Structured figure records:
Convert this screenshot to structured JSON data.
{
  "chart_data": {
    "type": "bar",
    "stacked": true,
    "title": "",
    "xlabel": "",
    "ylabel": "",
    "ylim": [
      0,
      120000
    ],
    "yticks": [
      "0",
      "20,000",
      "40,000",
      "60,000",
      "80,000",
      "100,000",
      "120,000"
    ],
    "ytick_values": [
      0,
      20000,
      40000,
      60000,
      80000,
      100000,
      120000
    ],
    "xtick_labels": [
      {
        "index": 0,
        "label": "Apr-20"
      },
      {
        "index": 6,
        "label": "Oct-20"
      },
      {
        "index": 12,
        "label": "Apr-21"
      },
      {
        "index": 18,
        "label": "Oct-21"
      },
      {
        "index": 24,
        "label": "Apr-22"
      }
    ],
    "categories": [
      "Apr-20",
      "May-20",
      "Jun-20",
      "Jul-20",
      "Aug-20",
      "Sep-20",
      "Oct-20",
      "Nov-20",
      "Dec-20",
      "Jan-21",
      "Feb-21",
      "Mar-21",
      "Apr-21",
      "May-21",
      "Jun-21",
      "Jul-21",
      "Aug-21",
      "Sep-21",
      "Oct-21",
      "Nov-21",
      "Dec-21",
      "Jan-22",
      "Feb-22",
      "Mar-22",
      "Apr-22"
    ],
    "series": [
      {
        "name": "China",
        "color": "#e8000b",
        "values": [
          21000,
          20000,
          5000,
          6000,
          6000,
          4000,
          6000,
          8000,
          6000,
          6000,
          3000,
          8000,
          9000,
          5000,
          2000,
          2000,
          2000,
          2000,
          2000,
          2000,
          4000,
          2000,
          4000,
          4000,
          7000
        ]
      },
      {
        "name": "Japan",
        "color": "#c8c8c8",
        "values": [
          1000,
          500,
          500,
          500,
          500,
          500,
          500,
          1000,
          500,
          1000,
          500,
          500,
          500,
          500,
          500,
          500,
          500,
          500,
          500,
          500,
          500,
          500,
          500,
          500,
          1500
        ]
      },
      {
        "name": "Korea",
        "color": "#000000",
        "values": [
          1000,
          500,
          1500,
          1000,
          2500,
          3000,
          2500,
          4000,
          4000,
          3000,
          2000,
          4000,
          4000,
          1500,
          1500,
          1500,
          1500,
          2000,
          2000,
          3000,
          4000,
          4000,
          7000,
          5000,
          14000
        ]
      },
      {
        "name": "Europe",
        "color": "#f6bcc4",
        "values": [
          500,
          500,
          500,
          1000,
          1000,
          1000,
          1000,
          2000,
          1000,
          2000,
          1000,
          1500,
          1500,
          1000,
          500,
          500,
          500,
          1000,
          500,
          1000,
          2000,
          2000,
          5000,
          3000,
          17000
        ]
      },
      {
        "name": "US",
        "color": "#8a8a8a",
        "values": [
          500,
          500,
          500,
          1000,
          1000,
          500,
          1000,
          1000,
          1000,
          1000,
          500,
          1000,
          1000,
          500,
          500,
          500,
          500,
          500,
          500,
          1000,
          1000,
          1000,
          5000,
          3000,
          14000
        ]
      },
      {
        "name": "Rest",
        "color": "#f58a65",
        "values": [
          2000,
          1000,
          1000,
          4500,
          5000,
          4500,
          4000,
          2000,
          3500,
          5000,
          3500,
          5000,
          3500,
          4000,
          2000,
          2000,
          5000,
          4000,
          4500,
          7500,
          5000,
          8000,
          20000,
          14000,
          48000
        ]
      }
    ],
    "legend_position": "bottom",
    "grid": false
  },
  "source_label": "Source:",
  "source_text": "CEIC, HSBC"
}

WRITTEN EXERCISE:
The records above should all be quoted exactly, please.

RESULT FOR THIS TASK:
Convert this screenshot to structured JSON data.
{
  "chart_data": {
    "type": "bar",
    "stacked": true,
    "title": "",
    "xlabel": "",
    "ylabel": "",
    "ylim": [
      0,
      120000
    ],
    "yticks": [
      "0",
      "20,000",
      "40,000",
      "60,000",
      "80,000",
      "100,000",
      "120,000"
    ],
    "ytick_values": [
      0,
      20000,
      40000,
      60000,
      80000,
      100000,
      120000
    ],
    "xtick_labels": [
      {
        "index": 0,
        "label": "Apr-20"
      },
      {
        "index": 6,
        "label": "Oct-20"
      },
      {
        "index": 12,
        "label": "Apr-21"
      },
      {
        "index": 18,
        "label": "Oct-21"
      },
      {
        "index": 24,
        "label": "Apr-22"
      }
    ],
    "categories": [
      "Apr-20",
      "May-20",
      "Jun-20",
      "Jul-20",
      "Aug-20",
      "Sep-20",
      "Oct-20",
      "Nov-20",
      "Dec-20",
      "Jan-21",
      "Feb-21",
      "Mar-21",
      "Apr-21",
      "May-21",
      "Jun-21",
      "Jul-21",
      "Aug-21",
      "Sep-21",
      "Oct-21",
      "Nov-21",
      "Dec-21",
      "Jan-22",
      "Feb-22",
      "Mar-22",
      "Apr-22"
    ],
    "series": [
      {
        "name": "China",
        "color": "#e8000b",
        "values": [
          21000,
          20000,
          5000,
          6000,
          6000,
          4000,
          6000,
          8000,
          6000,
          6000,
          3000,
          8000,
          9000,
          5000,
          2000,
          2000,
          2000,
          2000,
          2000,
          2000,
          4000,
          2000,
          4000,
          4000,
          7000
        ]
      },
      {
        "name": "Japan",
        "color": "#c8c8c8",
        "values": [
          1000,
          500,
          500,
          500,
          500,
          500,
          500,
          1000,
          500,
          1000,
          500,
          500,
          500,
          500,
          500,
          500,
          500,
          500,
          500,
          500,
          500,
          500,
          500,
          500,
          1500
        ]
      },
      {
        "name": "Korea",
        "color": "#000000",
        "values": [
          1000,
          500,
          1500,
          1000,
          2500,
          3000,
          2500,
          4000,
          4000,
          3000,
          2000,
          4000,
          4000,
          1500,
          1500,
          1500,
          1500,
          2000,
          2000,
          3000,
          4000,
          4000,
          7000,
          5000,
          14000
        ]
      },
      {
        "name": "Europe",
        "color": "#f6bcc4",
        "values": [
          500,
          500,
          500,
          1000,
          1000,
          1000,
          1000,
          2000,
          1000,
          2000,
          1000,
          1500,
          1500,
          1000,
          500,
          500,
          500,
          1000,
          500,
          1000,
          2000,
          2000,
          5000,
          3000,
          17000
        ]
      },
      {
        "name": "US",
        "color": "#8a8a8a",
        "values": [
          500,
          500,
          500,
          1000,
          1000,
          500,
          1000,
          1000,
          1000,
          1000,
          500,
          1000,
          1000,
          500,
          500,
          500,
          500,
          500,
          500,
          1000,
          1000,
          1000,
          5000,
          3000,
          14000
        ]
      },
      {
        "name": "Rest",
        "color": "#f58a65",
        "values": [
          2000,
          1000,
          1000,
          4500,
          5000,
          4500,
          4000,
          2000,
          3500,
          5000,
          3500,
          5000,
          3500,
          4000,
          2000,
          2000,
          5000,
          4000,
          4500,
          7500,
          5000,
          8000,
          20000,
          14000,
          48000
        ]
      }
    ],
    "legend_position": "bottom",
    "grid": false
  },
  "source_label": "Source:",
  "source_text": "CEIC, HSBC"
}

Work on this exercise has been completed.